Task inputs
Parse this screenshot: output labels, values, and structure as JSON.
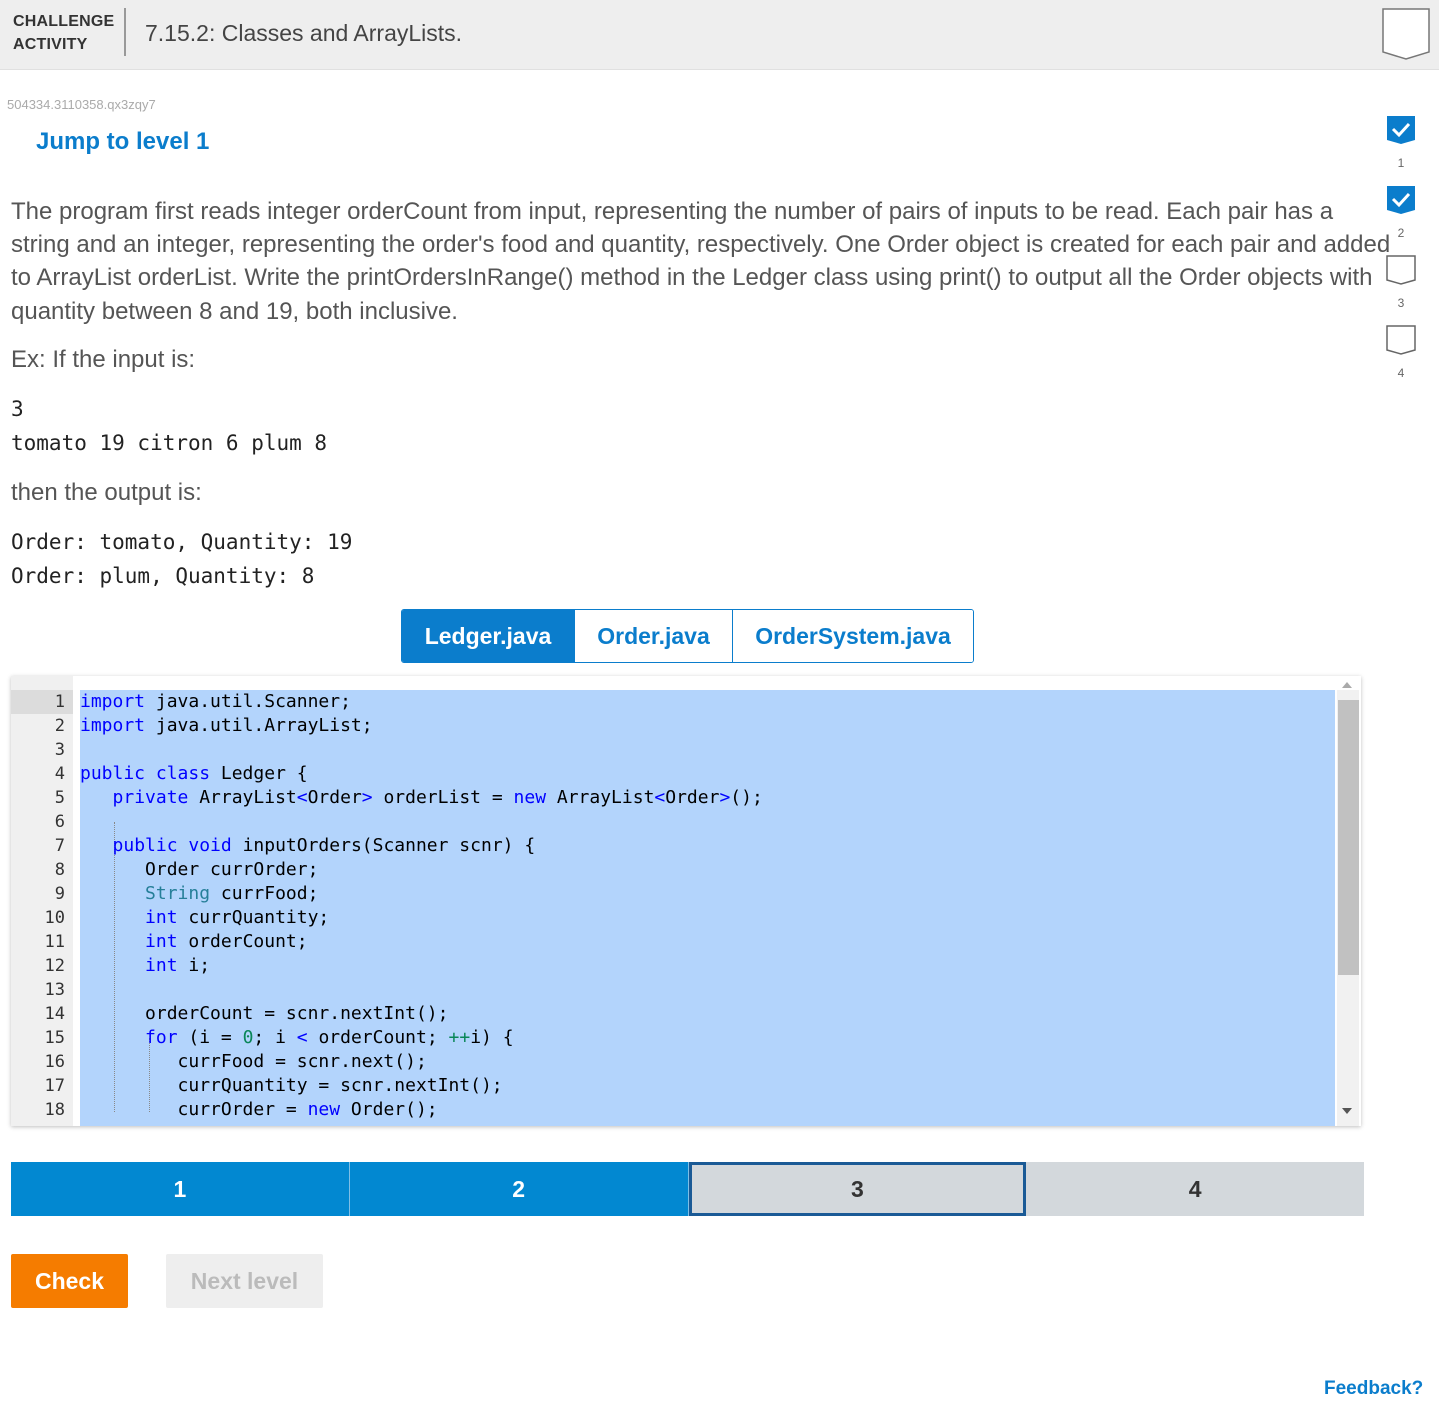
{
  "header": {
    "kind_line1": "CHALLENGE",
    "kind_line2": "ACTIVITY",
    "title": "7.15.2: Classes and ArrayLists."
  },
  "activity_id": "504334.3110358.qx3zqy7",
  "jump_link": "Jump to level 1",
  "level_checks": [
    {
      "num": "1",
      "done": true
    },
    {
      "num": "2",
      "done": true
    },
    {
      "num": "3",
      "done": false
    },
    {
      "num": "4",
      "done": false
    }
  ],
  "description": {
    "line1": "The program first reads integer orderCount from input, representing the number of pairs of inputs to be read. Each pair has a",
    "line2": "string and an integer, representing the order's food and quantity, respectively. One Order object is created for each pair and added",
    "line3": "to ArrayList orderList. Write the printOrdersInRange() method in the Ledger class using print() to output all the Order objects with",
    "line4": "quantity between 8 and 19, both inclusive.",
    "example_intro": "Ex: If the input is:",
    "input_line1": "3",
    "input_line2": "tomato 19 citron 6 plum 8",
    "output_intro": "then the output is:",
    "output_line1": "Order: tomato, Quantity: 19",
    "output_line2": "Order: plum, Quantity: 8"
  },
  "tabs": [
    {
      "label": "Ledger.java",
      "active": true
    },
    {
      "label": "Order.java",
      "active": false
    },
    {
      "label": "OrderSystem.java",
      "active": false
    }
  ],
  "editor": {
    "line_numbers": [
      "1",
      "2",
      "3",
      "4",
      "5",
      "6",
      "7",
      "8",
      "9",
      "10",
      "11",
      "12",
      "13",
      "14",
      "15",
      "16",
      "17",
      "18"
    ]
  },
  "levels": [
    {
      "label": "1",
      "state": "done"
    },
    {
      "label": "2",
      "state": "done"
    },
    {
      "label": "3",
      "state": "current"
    },
    {
      "label": "4",
      "state": "todo"
    }
  ],
  "buttons": {
    "check": "Check",
    "next_level": "Next level"
  },
  "feedback": "Feedback?",
  "colors": {
    "accent": "#0b7dcc",
    "check_button": "#f57c00",
    "selection": "#b3d4fc"
  }
}
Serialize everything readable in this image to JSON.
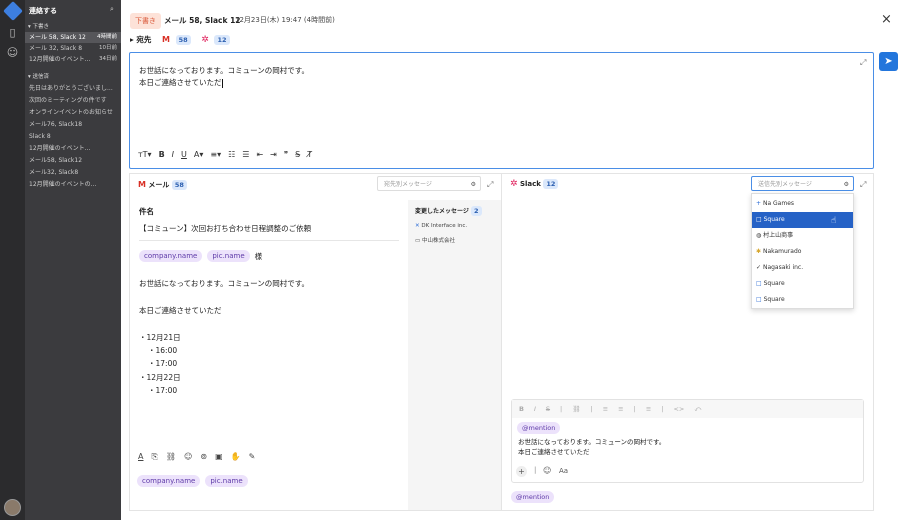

Aim of the exercise
Pictures in the records must not appear in the copy; transcribe everything else precisely.

Solved problem
Parse this screenshot: output labels, values, and structure as JSON.
{
  "header": {
    "kind_line1": "CHALLENGE",
    "kind_line2": "ACTIVITY",
    "title": "7.15.2: Classes and ArrayLists."
  },
  "activity_id": "504334.3110358.qx3zqy7",
  "jump_link": "Jump to level 1",
  "level_checks": [
    {
      "num": "1",
      "done": true
    },
    {
      "num": "2",
      "done": true
    },
    {
      "num": "3",
      "done": false
    },
    {
      "num": "4",
      "done": false
    }
  ],
  "description": {
    "line1": "The program first reads integer orderCount from input, representing the number of pairs of inputs to be read. Each pair has a",
    "line2": "string and an integer, representing the order's food and quantity, respectively. One Order object is created for each pair and added",
    "line3": "to ArrayList orderList. Write the printOrdersInRange() method in the Ledger class using print() to output all the Order objects with",
    "line4": "quantity between 8 and 19, both inclusive.",
    "example_intro": "Ex: If the input is:",
    "input_line1": "3",
    "input_line2": "tomato 19 citron 6 plum 8",
    "output_intro": "then the output is:",
    "output_line1": "Order: tomato, Quantity: 19",
    "output_line2": "Order: plum, Quantity: 8"
  },
  "tabs": [
    {
      "label": "Ledger.java",
      "active": true
    },
    {
      "label": "Order.java",
      "active": false
    },
    {
      "label": "OrderSystem.java",
      "active": false
    }
  ],
  "editor": {
    "line_numbers": [
      "1",
      "2",
      "3",
      "4",
      "5",
      "6",
      "7",
      "8",
      "9",
      "10",
      "11",
      "12",
      "13",
      "14",
      "15",
      "16",
      "17",
      "18"
    ]
  },
  "levels": [
    {
      "label": "1",
      "state": "done"
    },
    {
      "label": "2",
      "state": "done"
    },
    {
      "label": "3",
      "state": "current"
    },
    {
      "label": "4",
      "state": "todo"
    }
  ],
  "buttons": {
    "check": "Check",
    "next_level": "Next level"
  },
  "feedback": "Feedback?",
  "colors": {
    "accent": "#0b7dcc",
    "check_button": "#f57c00",
    "selection": "#b3d4fc"
  }
}
Serialize everything readable in this image to JSON.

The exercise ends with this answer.